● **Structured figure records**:

═══

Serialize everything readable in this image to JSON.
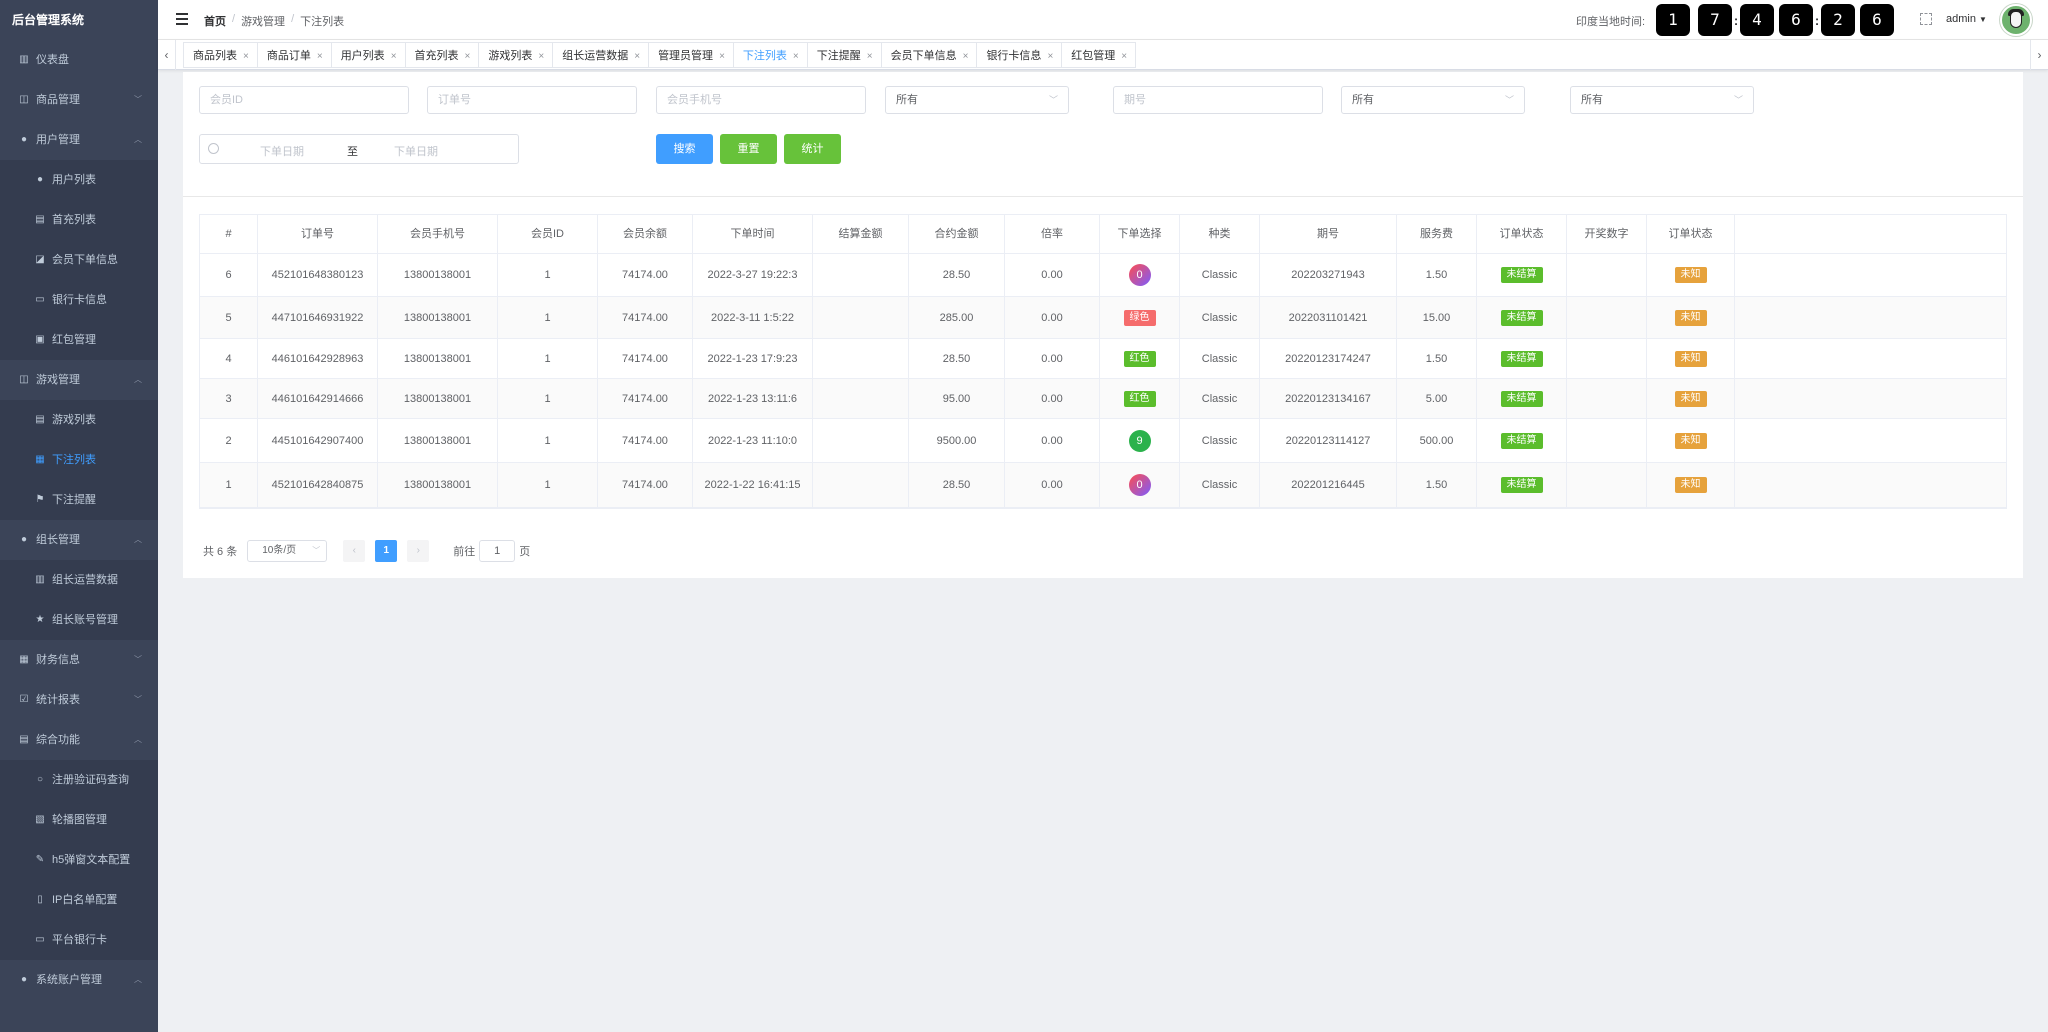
{
  "app": {
    "title": "后台管理系统"
  },
  "sidebar": {
    "items": [
      {
        "label": "仪表盘",
        "icon": "dashboard-icon",
        "sub": false,
        "arrow": ""
      },
      {
        "label": "商品管理",
        "icon": "bag-icon",
        "sub": false,
        "arrow": "﹀"
      },
      {
        "label": "用户管理",
        "icon": "user-icon",
        "sub": false,
        "arrow": "︿"
      },
      {
        "label": "用户列表",
        "icon": "user-icon",
        "sub": true,
        "arrow": ""
      },
      {
        "label": "首充列表",
        "icon": "document-icon",
        "sub": true,
        "arrow": ""
      },
      {
        "label": "会员下单信息",
        "icon": "shopping-icon",
        "sub": true,
        "arrow": ""
      },
      {
        "label": "银行卡信息",
        "icon": "card-icon",
        "sub": true,
        "arrow": ""
      },
      {
        "label": "红包管理",
        "icon": "wallet-icon",
        "sub": true,
        "arrow": ""
      },
      {
        "label": "游戏管理",
        "icon": "bag-icon",
        "sub": false,
        "arrow": "︿"
      },
      {
        "label": "游戏列表",
        "icon": "document-icon",
        "sub": true,
        "arrow": ""
      },
      {
        "label": "下注列表",
        "icon": "clipboard-icon",
        "sub": true,
        "arrow": "",
        "active": true
      },
      {
        "label": "下注提醒",
        "icon": "flag-icon",
        "sub": true,
        "arrow": ""
      },
      {
        "label": "组长管理",
        "icon": "user-icon",
        "sub": false,
        "arrow": "︿"
      },
      {
        "label": "组长运营数据",
        "icon": "chart-icon",
        "sub": true,
        "arrow": ""
      },
      {
        "label": "组长账号管理",
        "icon": "star-icon",
        "sub": true,
        "arrow": ""
      },
      {
        "label": "财务信息",
        "icon": "clipboard-icon",
        "sub": false,
        "arrow": "﹀"
      },
      {
        "label": "统计报表",
        "icon": "checkbox-icon",
        "sub": false,
        "arrow": "﹀"
      },
      {
        "label": "综合功能",
        "icon": "document-icon",
        "sub": false,
        "arrow": "︿"
      },
      {
        "label": "注册验证码查询",
        "icon": "search-icon",
        "sub": true,
        "arrow": ""
      },
      {
        "label": "轮播图管理",
        "icon": "picture-icon",
        "sub": true,
        "arrow": ""
      },
      {
        "label": "h5弹窗文本配置",
        "icon": "edit-icon",
        "sub": true,
        "arrow": ""
      },
      {
        "label": "IP白名单配置",
        "icon": "phone-icon",
        "sub": true,
        "arrow": ""
      },
      {
        "label": "平台银行卡",
        "icon": "card-icon",
        "sub": true,
        "arrow": ""
      },
      {
        "label": "系统账户管理",
        "icon": "user-icon",
        "sub": false,
        "arrow": "︿"
      }
    ]
  },
  "header": {
    "breadcrumb": [
      "首页",
      "游戏管理",
      "下注列表"
    ],
    "clock_label": "印度当地时间:",
    "clock_digits": [
      "1",
      "7",
      "4",
      "6",
      "2",
      "6"
    ],
    "user": "admin"
  },
  "tabs": [
    {
      "label": "商品列表"
    },
    {
      "label": "商品订单"
    },
    {
      "label": "用户列表"
    },
    {
      "label": "首充列表"
    },
    {
      "label": "游戏列表"
    },
    {
      "label": "组长运营数据"
    },
    {
      "label": "管理员管理"
    },
    {
      "label": "下注列表",
      "active": true
    },
    {
      "label": "下注提醒"
    },
    {
      "label": "会员下单信息"
    },
    {
      "label": "银行卡信息"
    },
    {
      "label": "红包管理"
    }
  ],
  "filters": {
    "member_id_placeholder": "会员ID",
    "order_no_placeholder": "订单号",
    "phone_placeholder": "会员手机号",
    "select1": "所有",
    "period_placeholder": "期号",
    "select2": "所有",
    "select3": "所有",
    "date_start_placeholder": "下单日期",
    "date_to": "至",
    "date_end_placeholder": "下单日期",
    "search_label": "搜索",
    "reset_label": "重置",
    "stats_label": "统计"
  },
  "table": {
    "headers": [
      "#",
      "订单号",
      "会员手机号",
      "会员ID",
      "会员余额",
      "下单时间",
      "结算金额",
      "合约金额",
      "倍率",
      "下单选择",
      "种类",
      "期号",
      "服务费",
      "订单状态",
      "开奖数字",
      "订单状态"
    ],
    "rows": [
      {
        "n": "6",
        "order": "452101648380123",
        "phone": "13800138001",
        "mid": "1",
        "balance": "74174.00",
        "time": "2022-3-27 19:22:3",
        "settle": "",
        "amount": "28.50",
        "rate": "0.00",
        "choice": "0",
        "choice_style": "ball-grad",
        "kind": "Classic",
        "period": "202203271943",
        "fee": "1.50",
        "status": "未结算",
        "num": "",
        "status2": "未知"
      },
      {
        "n": "5",
        "order": "447101646931922",
        "phone": "13800138001",
        "mid": "1",
        "balance": "74174.00",
        "time": "2022-3-11 1:5:22",
        "settle": "",
        "amount": "285.00",
        "rate": "0.00",
        "choice": "绿色",
        "choice_style": "chip-red",
        "kind": "Classic",
        "period": "2022031101421",
        "fee": "15.00",
        "status": "未结算",
        "num": "",
        "status2": "未知"
      },
      {
        "n": "4",
        "order": "446101642928963",
        "phone": "13800138001",
        "mid": "1",
        "balance": "74174.00",
        "time": "2022-1-23 17:9:23",
        "settle": "",
        "amount": "28.50",
        "rate": "0.00",
        "choice": "红色",
        "choice_style": "chip-green",
        "kind": "Classic",
        "period": "20220123174247",
        "fee": "1.50",
        "status": "未结算",
        "num": "",
        "status2": "未知"
      },
      {
        "n": "3",
        "order": "446101642914666",
        "phone": "13800138001",
        "mid": "1",
        "balance": "74174.00",
        "time": "2022-1-23 13:11:6",
        "settle": "",
        "amount": "95.00",
        "rate": "0.00",
        "choice": "红色",
        "choice_style": "chip-green",
        "kind": "Classic",
        "period": "20220123134167",
        "fee": "5.00",
        "status": "未结算",
        "num": "",
        "status2": "未知"
      },
      {
        "n": "2",
        "order": "445101642907400",
        "phone": "13800138001",
        "mid": "1",
        "balance": "74174.00",
        "time": "2022-1-23 11:10:0",
        "settle": "",
        "amount": "9500.00",
        "rate": "0.00",
        "choice": "9",
        "choice_style": "ball-green",
        "kind": "Classic",
        "period": "20220123114127",
        "fee": "500.00",
        "status": "未结算",
        "num": "",
        "status2": "未知"
      },
      {
        "n": "1",
        "order": "452101642840875",
        "phone": "13800138001",
        "mid": "1",
        "balance": "74174.00",
        "time": "2022-1-22 16:41:15",
        "settle": "",
        "amount": "28.50",
        "rate": "0.00",
        "choice": "0",
        "choice_style": "ball-grad",
        "kind": "Classic",
        "period": "202201216445",
        "fee": "1.50",
        "status": "未结算",
        "num": "",
        "status2": "未知"
      }
    ]
  },
  "pagination": {
    "total": "共 6 条",
    "page_size": "10条/页",
    "current": "1",
    "goto_label": "前往",
    "goto_value": "1",
    "page_suffix": "页"
  }
}
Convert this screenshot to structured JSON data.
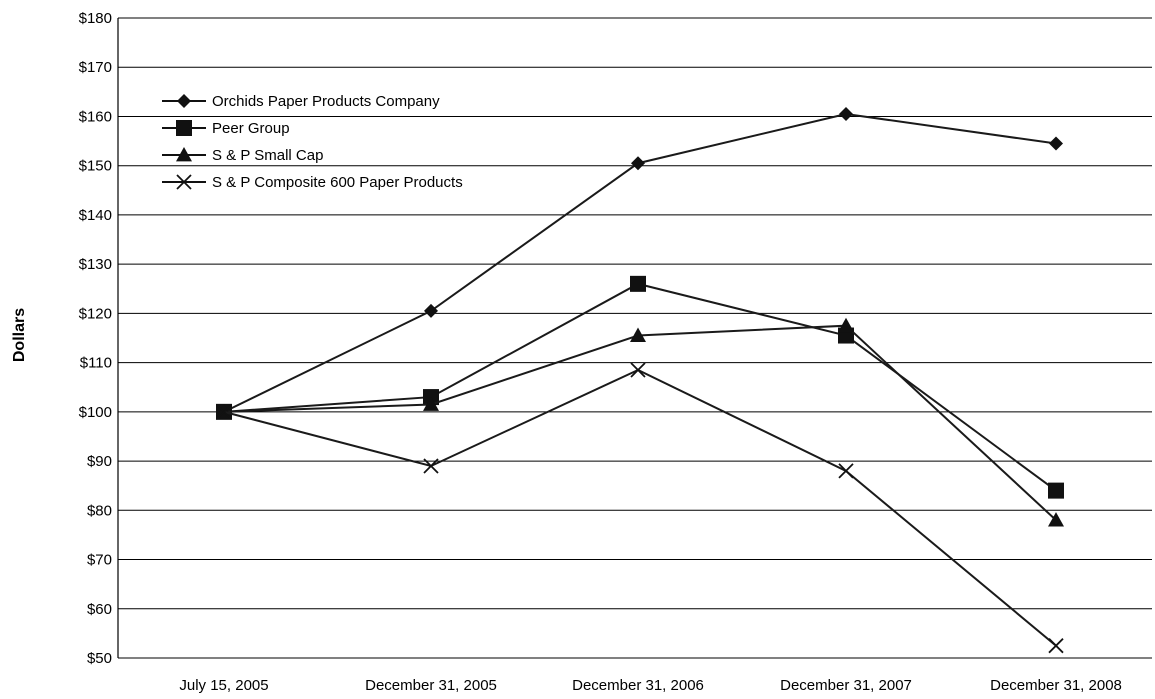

═══

● **TASK DIRECTIONS**: Using the material above, retype each entry exactly and omit the pictures.

● **FULL ANSWER**:
Serialize everything readable in this image to JSON.
{
  "app": {
    "title": "后台管理系统"
  },
  "sidebar": {
    "items": [
      {
        "label": "仪表盘",
        "icon": "dashboard-icon",
        "sub": false,
        "arrow": ""
      },
      {
        "label": "商品管理",
        "icon": "bag-icon",
        "sub": false,
        "arrow": "﹀"
      },
      {
        "label": "用户管理",
        "icon": "user-icon",
        "sub": false,
        "arrow": "︿"
      },
      {
        "label": "用户列表",
        "icon": "user-icon",
        "sub": true,
        "arrow": ""
      },
      {
        "label": "首充列表",
        "icon": "document-icon",
        "sub": true,
        "arrow": ""
      },
      {
        "label": "会员下单信息",
        "icon": "shopping-icon",
        "sub": true,
        "arrow": ""
      },
      {
        "label": "银行卡信息",
        "icon": "card-icon",
        "sub": true,
        "arrow": ""
      },
      {
        "label": "红包管理",
        "icon": "wallet-icon",
        "sub": true,
        "arrow": ""
      },
      {
        "label": "游戏管理",
        "icon": "bag-icon",
        "sub": false,
        "arrow": "︿"
      },
      {
        "label": "游戏列表",
        "icon": "document-icon",
        "sub": true,
        "arrow": ""
      },
      {
        "label": "下注列表",
        "icon": "clipboard-icon",
        "sub": true,
        "arrow": "",
        "active": true
      },
      {
        "label": "下注提醒",
        "icon": "flag-icon",
        "sub": true,
        "arrow": ""
      },
      {
        "label": "组长管理",
        "icon": "user-icon",
        "sub": false,
        "arrow": "︿"
      },
      {
        "label": "组长运营数据",
        "icon": "chart-icon",
        "sub": true,
        "arrow": ""
      },
      {
        "label": "组长账号管理",
        "icon": "star-icon",
        "sub": true,
        "arrow": ""
      },
      {
        "label": "财务信息",
        "icon": "clipboard-icon",
        "sub": false,
        "arrow": "﹀"
      },
      {
        "label": "统计报表",
        "icon": "checkbox-icon",
        "sub": false,
        "arrow": "﹀"
      },
      {
        "label": "综合功能",
        "icon": "document-icon",
        "sub": false,
        "arrow": "︿"
      },
      {
        "label": "注册验证码查询",
        "icon": "search-icon",
        "sub": true,
        "arrow": ""
      },
      {
        "label": "轮播图管理",
        "icon": "picture-icon",
        "sub": true,
        "arrow": ""
      },
      {
        "label": "h5弹窗文本配置",
        "icon": "edit-icon",
        "sub": true,
        "arrow": ""
      },
      {
        "label": "IP白名单配置",
        "icon": "phone-icon",
        "sub": true,
        "arrow": ""
      },
      {
        "label": "平台银行卡",
        "icon": "card-icon",
        "sub": true,
        "arrow": ""
      },
      {
        "label": "系统账户管理",
        "icon": "user-icon",
        "sub": false,
        "arrow": "︿"
      }
    ]
  },
  "header": {
    "breadcrumb": [
      "首页",
      "游戏管理",
      "下注列表"
    ],
    "clock_label": "印度当地时间:",
    "clock_digits": [
      "1",
      "7",
      "4",
      "6",
      "2",
      "6"
    ],
    "user": "admin"
  },
  "tabs": [
    {
      "label": "商品列表"
    },
    {
      "label": "商品订单"
    },
    {
      "label": "用户列表"
    },
    {
      "label": "首充列表"
    },
    {
      "label": "游戏列表"
    },
    {
      "label": "组长运营数据"
    },
    {
      "label": "管理员管理"
    },
    {
      "label": "下注列表",
      "active": true
    },
    {
      "label": "下注提醒"
    },
    {
      "label": "会员下单信息"
    },
    {
      "label": "银行卡信息"
    },
    {
      "label": "红包管理"
    }
  ],
  "filters": {
    "member_id_placeholder": "会员ID",
    "order_no_placeholder": "订单号",
    "phone_placeholder": "会员手机号",
    "select1": "所有",
    "period_placeholder": "期号",
    "select2": "所有",
    "select3": "所有",
    "date_start_placeholder": "下单日期",
    "date_to": "至",
    "date_end_placeholder": "下单日期",
    "search_label": "搜索",
    "reset_label": "重置",
    "stats_label": "统计"
  },
  "table": {
    "headers": [
      "#",
      "订单号",
      "会员手机号",
      "会员ID",
      "会员余额",
      "下单时间",
      "结算金额",
      "合约金额",
      "倍率",
      "下单选择",
      "种类",
      "期号",
      "服务费",
      "订单状态",
      "开奖数字",
      "订单状态"
    ],
    "rows": [
      {
        "n": "6",
        "order": "452101648380123",
        "phone": "13800138001",
        "mid": "1",
        "balance": "74174.00",
        "time": "2022-3-27 19:22:3",
        "settle": "",
        "amount": "28.50",
        "rate": "0.00",
        "choice": "0",
        "choice_style": "ball-grad",
        "kind": "Classic",
        "period": "202203271943",
        "fee": "1.50",
        "status": "未结算",
        "num": "",
        "status2": "未知"
      },
      {
        "n": "5",
        "order": "447101646931922",
        "phone": "13800138001",
        "mid": "1",
        "balance": "74174.00",
        "time": "2022-3-11 1:5:22",
        "settle": "",
        "amount": "285.00",
        "rate": "0.00",
        "choice": "绿色",
        "choice_style": "chip-red",
        "kind": "Classic",
        "period": "2022031101421",
        "fee": "15.00",
        "status": "未结算",
        "num": "",
        "status2": "未知"
      },
      {
        "n": "4",
        "order": "446101642928963",
        "phone": "13800138001",
        "mid": "1",
        "balance": "74174.00",
        "time": "2022-1-23 17:9:23",
        "settle": "",
        "amount": "28.50",
        "rate": "0.00",
        "choice": "红色",
        "choice_style": "chip-green",
        "kind": "Classic",
        "period": "20220123174247",
        "fee": "1.50",
        "status": "未结算",
        "num": "",
        "status2": "未知"
      },
      {
        "n": "3",
        "order": "446101642914666",
        "phone": "13800138001",
        "mid": "1",
        "balance": "74174.00",
        "time": "2022-1-23 13:11:6",
        "settle": "",
        "amount": "95.00",
        "rate": "0.00",
        "choice": "红色",
        "choice_style": "chip-green",
        "kind": "Classic",
        "period": "20220123134167",
        "fee": "5.00",
        "status": "未结算",
        "num": "",
        "status2": "未知"
      },
      {
        "n": "2",
        "order": "445101642907400",
        "phone": "13800138001",
        "mid": "1",
        "balance": "74174.00",
        "time": "2022-1-23 11:10:0",
        "settle": "",
        "amount": "9500.00",
        "rate": "0.00",
        "choice": "9",
        "choice_style": "ball-green",
        "kind": "Classic",
        "period": "20220123114127",
        "fee": "500.00",
        "status": "未结算",
        "num": "",
        "status2": "未知"
      },
      {
        "n": "1",
        "order": "452101642840875",
        "phone": "13800138001",
        "mid": "1",
        "balance": "74174.00",
        "time": "2022-1-22 16:41:15",
        "settle": "",
        "amount": "28.50",
        "rate": "0.00",
        "choice": "0",
        "choice_style": "ball-grad",
        "kind": "Classic",
        "period": "202201216445",
        "fee": "1.50",
        "status": "未结算",
        "num": "",
        "status2": "未知"
      }
    ]
  },
  "pagination": {
    "total": "共 6 条",
    "page_size": "10条/页",
    "current": "1",
    "goto_label": "前往",
    "goto_value": "1",
    "page_suffix": "页"
  }
}
Convert this screenshot to structured JSON data.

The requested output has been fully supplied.